------ Input

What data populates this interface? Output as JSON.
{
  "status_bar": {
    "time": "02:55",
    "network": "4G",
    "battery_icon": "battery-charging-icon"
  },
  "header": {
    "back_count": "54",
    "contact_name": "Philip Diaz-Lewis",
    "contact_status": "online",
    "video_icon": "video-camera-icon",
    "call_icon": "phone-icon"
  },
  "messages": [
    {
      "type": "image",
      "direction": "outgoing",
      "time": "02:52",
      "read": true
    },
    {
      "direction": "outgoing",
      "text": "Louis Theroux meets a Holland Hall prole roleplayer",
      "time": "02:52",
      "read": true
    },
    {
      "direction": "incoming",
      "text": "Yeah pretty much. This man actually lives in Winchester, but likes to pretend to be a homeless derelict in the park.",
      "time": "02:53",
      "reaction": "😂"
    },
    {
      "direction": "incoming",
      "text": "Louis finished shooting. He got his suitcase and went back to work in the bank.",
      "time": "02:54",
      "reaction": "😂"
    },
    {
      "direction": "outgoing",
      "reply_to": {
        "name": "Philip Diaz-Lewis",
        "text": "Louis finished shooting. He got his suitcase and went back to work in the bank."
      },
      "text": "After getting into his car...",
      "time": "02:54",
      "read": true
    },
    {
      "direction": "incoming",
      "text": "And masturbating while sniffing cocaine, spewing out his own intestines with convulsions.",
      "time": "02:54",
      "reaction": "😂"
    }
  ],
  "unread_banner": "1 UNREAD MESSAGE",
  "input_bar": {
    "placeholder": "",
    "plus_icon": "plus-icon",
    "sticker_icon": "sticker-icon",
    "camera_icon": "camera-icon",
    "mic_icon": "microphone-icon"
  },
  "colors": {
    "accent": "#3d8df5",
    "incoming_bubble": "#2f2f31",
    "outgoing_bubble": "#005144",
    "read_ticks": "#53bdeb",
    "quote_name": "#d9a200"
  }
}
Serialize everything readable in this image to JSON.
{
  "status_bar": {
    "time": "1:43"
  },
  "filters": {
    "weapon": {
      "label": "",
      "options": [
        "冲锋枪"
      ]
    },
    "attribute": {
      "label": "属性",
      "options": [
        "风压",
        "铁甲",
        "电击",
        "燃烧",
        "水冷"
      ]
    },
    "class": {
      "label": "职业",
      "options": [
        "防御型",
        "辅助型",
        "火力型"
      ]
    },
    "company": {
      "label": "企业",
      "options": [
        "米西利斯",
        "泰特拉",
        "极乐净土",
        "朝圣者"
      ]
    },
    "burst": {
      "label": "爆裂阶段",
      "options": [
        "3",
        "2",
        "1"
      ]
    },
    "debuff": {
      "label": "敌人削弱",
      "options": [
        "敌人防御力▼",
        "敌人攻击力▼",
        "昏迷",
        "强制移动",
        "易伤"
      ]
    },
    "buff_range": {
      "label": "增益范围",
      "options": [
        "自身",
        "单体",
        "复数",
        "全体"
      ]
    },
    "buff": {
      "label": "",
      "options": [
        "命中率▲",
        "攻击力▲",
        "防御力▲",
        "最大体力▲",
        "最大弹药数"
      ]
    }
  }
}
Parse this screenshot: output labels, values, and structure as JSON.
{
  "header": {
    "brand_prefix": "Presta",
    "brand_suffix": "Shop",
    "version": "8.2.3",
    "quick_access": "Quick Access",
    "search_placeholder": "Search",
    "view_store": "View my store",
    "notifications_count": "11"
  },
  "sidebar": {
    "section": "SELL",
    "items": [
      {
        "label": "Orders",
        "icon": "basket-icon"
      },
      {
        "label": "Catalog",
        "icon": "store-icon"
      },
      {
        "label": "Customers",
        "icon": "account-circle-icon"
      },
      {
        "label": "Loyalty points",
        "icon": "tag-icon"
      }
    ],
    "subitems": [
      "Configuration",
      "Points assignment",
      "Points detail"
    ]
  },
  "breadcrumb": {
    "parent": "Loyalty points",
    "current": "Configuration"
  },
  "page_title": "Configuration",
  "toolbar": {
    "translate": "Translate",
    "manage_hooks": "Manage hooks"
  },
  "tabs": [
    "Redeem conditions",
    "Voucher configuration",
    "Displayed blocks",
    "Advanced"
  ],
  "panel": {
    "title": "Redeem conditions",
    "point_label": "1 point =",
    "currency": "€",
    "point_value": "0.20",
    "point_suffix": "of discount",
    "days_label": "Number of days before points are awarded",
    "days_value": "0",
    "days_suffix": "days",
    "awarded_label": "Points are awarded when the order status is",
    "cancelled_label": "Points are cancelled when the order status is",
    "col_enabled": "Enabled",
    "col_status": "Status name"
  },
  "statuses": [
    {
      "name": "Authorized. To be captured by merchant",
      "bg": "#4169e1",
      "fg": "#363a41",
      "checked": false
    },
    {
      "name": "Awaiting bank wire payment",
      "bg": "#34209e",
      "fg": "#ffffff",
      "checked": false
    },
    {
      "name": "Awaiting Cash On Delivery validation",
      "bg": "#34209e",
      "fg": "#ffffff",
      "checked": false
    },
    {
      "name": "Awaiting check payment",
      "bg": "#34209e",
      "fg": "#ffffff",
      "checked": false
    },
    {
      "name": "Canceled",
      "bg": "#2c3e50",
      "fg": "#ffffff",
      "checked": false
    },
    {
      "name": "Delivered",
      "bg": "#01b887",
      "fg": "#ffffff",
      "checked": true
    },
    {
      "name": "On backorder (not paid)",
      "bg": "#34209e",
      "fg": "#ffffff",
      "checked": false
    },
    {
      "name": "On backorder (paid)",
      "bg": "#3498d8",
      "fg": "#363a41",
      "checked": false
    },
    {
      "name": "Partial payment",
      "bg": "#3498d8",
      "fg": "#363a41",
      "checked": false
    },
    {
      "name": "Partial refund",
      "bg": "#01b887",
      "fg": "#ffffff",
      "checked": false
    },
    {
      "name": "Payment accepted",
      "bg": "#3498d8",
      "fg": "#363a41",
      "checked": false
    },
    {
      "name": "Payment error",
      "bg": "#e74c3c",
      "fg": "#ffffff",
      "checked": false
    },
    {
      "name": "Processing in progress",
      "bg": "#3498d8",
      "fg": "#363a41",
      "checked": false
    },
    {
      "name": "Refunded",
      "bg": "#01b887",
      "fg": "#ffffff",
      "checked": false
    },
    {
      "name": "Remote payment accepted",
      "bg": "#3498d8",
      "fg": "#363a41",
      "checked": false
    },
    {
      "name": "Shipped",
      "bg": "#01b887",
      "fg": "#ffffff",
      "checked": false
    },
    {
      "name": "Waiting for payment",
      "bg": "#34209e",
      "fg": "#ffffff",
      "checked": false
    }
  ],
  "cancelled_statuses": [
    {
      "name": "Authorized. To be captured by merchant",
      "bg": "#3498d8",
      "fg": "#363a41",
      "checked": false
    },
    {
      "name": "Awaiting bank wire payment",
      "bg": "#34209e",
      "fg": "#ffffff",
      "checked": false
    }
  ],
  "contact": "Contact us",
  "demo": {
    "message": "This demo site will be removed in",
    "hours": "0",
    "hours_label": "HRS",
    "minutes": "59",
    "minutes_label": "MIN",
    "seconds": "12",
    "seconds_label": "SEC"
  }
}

------------

What to produce -
Gather and return every line that holds the string "bank".

Completed exercise -
      "text": "Louis finished shooting. He got his suitcase and went back to work in the bank.",
        "text": "Louis finished shooting. He got his suitcase and went back to work in the bank."
      "name": "Awaiting bank wire payment",
      "name": "Awaiting bank wire payment",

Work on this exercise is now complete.